• Exercise:
What lines of the data below hold the string "INIZIO"? Copy each one.

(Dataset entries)
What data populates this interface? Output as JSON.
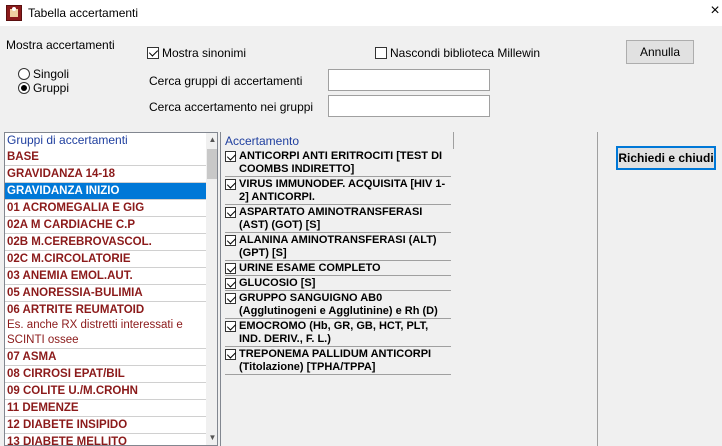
{
  "window": {
    "title": "Tabella accertamenti",
    "close_glyph": "×"
  },
  "options": {
    "mostra_label": "Mostra accertamenti",
    "radio_singoli": "Singoli",
    "radio_gruppi": "Gruppi",
    "selected_mode": "Gruppi",
    "sinonimi_label": "Mostra sinonimi",
    "sinonimi_checked": true,
    "nascondi_label": "Nascondi biblioteca Millewin",
    "nascondi_checked": false
  },
  "search": {
    "gruppi_label": "Cerca gruppi di accertamenti",
    "gruppi_value": "",
    "accertamento_label": "Cerca accertamento nei gruppi",
    "accertamento_value": ""
  },
  "buttons": {
    "annulla": "Annulla",
    "richiedi": "Richiedi e chiudi"
  },
  "groups": {
    "header": "Gruppi di accertamenti",
    "items": [
      "BASE",
      "GRAVIDANZA 14-18",
      "GRAVIDANZA INIZIO",
      "01 ACROMEGALIA E GIG",
      "02A M CARDIACHE C.P",
      "02B M.CEREBROVASCOL.",
      "02C M.CIRCOLATORIE",
      "03 ANEMIA EMOL.AUT.",
      "05 ANORESSIA-BULIMIA",
      "06 ARTRITE REUMATOID",
      "07 ASMA",
      "08 CIRROSI EPAT/BIL",
      "09 COLITE U./M.CROHN",
      "11 DEMENZE",
      "12 DIABETE INSIPIDO",
      "13 DIABETE MELLITO"
    ],
    "artrite_note": "Es. anche RX distretti interessati e SCINTI ossee",
    "selected": "GRAVIDANZA INIZIO"
  },
  "tests": {
    "header": "Accertamento",
    "items": [
      {
        "label": "ANTICORPI ANTI ERITROCITI [TEST DI COOMBS INDIRETTO]",
        "checked": true
      },
      {
        "label": "VIRUS IMMUNODEF. ACQUISITA [HIV 1-2] ANTICORPI.",
        "checked": true
      },
      {
        "label": "ASPARTATO AMINOTRANSFERASI (AST) (GOT) [S]",
        "checked": true
      },
      {
        "label": "ALANINA AMINOTRANSFERASI (ALT) (GPT) [S]",
        "checked": true
      },
      {
        "label": "URINE ESAME COMPLETO",
        "checked": true
      },
      {
        "label": "GLUCOSIO [S]",
        "checked": true
      },
      {
        "label": "GRUPPO SANGUIGNO AB0 (Agglutinogeni e Agglutinine) e Rh (D)",
        "checked": true
      },
      {
        "label": "EMOCROMO (Hb, GR, GB, HCT, PLT, IND. DERIV., F. L.)",
        "checked": true
      },
      {
        "label": "TREPONEMA PALLIDUM ANTICORPI (Titolazione) [TPHA/TPPA]",
        "checked": true
      }
    ]
  }
}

• Task response:
      "GRAVIDANZA INIZIO",
    "selected": "GRAVIDANZA INIZIO"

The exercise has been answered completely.